─── Stored data
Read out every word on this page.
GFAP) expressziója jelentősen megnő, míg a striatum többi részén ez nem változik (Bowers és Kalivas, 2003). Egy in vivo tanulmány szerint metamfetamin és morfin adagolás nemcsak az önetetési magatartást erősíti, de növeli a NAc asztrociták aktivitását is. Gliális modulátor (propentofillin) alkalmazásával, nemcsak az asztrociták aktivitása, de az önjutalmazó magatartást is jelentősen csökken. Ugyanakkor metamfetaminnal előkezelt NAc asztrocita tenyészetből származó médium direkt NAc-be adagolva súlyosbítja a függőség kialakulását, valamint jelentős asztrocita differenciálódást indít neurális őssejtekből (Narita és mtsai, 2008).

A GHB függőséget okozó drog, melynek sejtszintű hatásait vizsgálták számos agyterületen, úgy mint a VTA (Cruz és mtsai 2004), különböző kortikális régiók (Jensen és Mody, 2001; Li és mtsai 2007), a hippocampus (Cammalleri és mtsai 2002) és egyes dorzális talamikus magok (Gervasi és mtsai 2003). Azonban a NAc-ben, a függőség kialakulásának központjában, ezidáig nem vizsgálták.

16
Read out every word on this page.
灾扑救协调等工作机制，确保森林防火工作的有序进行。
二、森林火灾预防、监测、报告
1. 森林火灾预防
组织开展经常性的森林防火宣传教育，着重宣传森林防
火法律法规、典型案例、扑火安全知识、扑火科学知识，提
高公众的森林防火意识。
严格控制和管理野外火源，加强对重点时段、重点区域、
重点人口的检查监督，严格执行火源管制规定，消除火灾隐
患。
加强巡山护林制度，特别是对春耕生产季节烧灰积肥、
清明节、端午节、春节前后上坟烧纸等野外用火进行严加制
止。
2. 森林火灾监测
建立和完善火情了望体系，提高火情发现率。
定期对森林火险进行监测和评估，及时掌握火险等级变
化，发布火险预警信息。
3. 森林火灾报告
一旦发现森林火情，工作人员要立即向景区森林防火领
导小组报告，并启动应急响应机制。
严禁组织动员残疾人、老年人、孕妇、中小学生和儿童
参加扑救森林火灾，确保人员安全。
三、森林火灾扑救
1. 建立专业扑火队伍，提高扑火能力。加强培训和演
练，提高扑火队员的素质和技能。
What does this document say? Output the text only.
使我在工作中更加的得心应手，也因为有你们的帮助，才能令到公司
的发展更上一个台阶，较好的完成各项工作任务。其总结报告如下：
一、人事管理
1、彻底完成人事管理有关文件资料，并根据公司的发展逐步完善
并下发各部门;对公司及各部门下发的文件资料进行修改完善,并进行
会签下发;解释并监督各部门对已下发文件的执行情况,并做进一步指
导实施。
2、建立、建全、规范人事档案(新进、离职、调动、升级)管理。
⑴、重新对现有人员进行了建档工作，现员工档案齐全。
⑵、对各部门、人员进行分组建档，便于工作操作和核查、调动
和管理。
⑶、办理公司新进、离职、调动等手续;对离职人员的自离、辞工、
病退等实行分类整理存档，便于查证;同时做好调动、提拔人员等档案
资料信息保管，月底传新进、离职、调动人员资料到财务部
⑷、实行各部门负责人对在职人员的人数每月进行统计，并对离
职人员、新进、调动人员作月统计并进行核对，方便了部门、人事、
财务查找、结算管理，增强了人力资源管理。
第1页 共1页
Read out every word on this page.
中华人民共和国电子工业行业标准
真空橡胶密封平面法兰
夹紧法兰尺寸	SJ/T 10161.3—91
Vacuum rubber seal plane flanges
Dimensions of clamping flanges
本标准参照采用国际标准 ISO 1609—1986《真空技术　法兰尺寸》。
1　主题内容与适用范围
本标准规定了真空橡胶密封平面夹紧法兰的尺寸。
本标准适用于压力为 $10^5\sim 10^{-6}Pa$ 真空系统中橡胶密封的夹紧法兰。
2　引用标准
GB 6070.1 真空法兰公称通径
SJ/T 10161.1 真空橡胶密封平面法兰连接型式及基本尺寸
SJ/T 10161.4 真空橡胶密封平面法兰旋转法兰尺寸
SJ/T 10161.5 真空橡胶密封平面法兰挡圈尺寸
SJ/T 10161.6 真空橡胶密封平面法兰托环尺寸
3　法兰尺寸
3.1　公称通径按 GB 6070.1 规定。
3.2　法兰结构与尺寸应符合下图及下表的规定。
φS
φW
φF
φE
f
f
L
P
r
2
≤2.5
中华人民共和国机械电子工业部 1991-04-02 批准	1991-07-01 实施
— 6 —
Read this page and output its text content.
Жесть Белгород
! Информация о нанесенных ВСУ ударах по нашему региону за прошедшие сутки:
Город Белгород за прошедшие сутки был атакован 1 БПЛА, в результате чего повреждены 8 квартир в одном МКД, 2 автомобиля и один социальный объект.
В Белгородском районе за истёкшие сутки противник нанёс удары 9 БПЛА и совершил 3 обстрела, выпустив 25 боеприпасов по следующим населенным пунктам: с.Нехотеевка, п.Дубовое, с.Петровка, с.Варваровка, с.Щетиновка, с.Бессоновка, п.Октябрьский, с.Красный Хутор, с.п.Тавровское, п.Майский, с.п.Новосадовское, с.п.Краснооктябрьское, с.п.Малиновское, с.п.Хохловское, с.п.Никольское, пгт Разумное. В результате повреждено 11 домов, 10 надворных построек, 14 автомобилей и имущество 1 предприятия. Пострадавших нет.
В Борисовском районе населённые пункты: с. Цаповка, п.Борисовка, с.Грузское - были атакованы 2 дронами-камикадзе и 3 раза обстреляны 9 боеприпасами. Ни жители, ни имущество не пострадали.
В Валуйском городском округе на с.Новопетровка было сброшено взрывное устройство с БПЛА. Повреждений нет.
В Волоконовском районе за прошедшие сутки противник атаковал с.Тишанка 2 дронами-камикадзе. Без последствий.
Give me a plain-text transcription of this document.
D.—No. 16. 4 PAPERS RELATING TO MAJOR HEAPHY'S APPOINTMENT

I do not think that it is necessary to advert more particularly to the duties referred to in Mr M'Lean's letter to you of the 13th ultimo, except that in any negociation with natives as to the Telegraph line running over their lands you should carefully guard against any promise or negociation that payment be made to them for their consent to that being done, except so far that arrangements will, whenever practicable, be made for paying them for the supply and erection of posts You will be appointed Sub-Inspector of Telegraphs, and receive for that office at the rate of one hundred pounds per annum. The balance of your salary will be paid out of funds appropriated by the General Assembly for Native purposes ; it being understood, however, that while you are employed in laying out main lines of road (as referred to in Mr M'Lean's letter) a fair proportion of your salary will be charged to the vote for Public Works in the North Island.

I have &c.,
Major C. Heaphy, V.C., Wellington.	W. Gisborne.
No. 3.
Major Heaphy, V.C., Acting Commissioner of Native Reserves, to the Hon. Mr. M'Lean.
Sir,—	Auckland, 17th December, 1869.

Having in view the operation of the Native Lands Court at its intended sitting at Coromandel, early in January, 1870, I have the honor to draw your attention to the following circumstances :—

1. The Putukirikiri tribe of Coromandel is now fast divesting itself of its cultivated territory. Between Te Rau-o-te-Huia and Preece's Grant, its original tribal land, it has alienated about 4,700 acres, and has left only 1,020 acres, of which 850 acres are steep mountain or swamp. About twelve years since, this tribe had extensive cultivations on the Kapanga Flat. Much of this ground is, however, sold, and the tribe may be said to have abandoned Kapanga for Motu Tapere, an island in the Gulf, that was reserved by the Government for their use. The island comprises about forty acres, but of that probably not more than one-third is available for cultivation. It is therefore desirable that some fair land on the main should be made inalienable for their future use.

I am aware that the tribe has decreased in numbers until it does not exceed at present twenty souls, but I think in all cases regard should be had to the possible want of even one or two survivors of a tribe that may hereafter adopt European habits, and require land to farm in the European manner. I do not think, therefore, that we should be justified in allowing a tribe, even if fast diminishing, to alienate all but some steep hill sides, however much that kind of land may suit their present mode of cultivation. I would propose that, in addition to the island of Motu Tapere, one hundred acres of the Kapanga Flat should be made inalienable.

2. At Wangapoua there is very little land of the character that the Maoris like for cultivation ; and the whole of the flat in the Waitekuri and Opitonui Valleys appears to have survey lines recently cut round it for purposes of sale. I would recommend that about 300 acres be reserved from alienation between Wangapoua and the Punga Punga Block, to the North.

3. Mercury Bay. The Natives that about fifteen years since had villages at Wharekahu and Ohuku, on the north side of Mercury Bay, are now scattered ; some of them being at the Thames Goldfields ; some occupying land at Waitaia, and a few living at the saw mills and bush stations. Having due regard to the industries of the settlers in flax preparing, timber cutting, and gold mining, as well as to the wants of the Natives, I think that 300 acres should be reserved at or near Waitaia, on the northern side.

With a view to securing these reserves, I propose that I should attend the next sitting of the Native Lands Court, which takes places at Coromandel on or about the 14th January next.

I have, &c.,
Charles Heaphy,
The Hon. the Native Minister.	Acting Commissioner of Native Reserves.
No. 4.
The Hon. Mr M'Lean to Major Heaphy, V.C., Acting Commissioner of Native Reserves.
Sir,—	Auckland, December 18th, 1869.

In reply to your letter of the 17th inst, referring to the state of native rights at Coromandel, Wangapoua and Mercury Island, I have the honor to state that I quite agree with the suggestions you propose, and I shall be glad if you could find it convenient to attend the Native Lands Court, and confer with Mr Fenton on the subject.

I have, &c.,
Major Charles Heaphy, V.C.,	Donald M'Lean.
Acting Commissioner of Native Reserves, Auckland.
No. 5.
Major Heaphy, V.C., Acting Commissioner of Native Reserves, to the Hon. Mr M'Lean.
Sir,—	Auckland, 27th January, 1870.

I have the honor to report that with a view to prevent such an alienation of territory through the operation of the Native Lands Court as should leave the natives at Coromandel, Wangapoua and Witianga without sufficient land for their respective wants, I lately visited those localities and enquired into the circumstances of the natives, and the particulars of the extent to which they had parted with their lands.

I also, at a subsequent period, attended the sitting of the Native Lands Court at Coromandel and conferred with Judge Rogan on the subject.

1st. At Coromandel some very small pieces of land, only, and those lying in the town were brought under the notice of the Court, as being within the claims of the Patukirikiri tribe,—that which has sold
──────
Aim of the exercise:
From the listing above, pick out every line containing "those".

Written solution:
I have the honor to report that with a view to prevent such an alienation of territory through the operation of the Native Lands Court as should leave the natives at Coromandel, Wangapoua and Witianga without sufficient land for their respective wants, I lately visited those localities and enquired into the circumstances of the natives, and the particulars of the extent to which they had parted with their lands.
1st. At Coromandel some very small pieces of land, only, and those lying in the town were brought under the notice of the Court, as being within the claims of the Patukirikiri tribe,—that which has sold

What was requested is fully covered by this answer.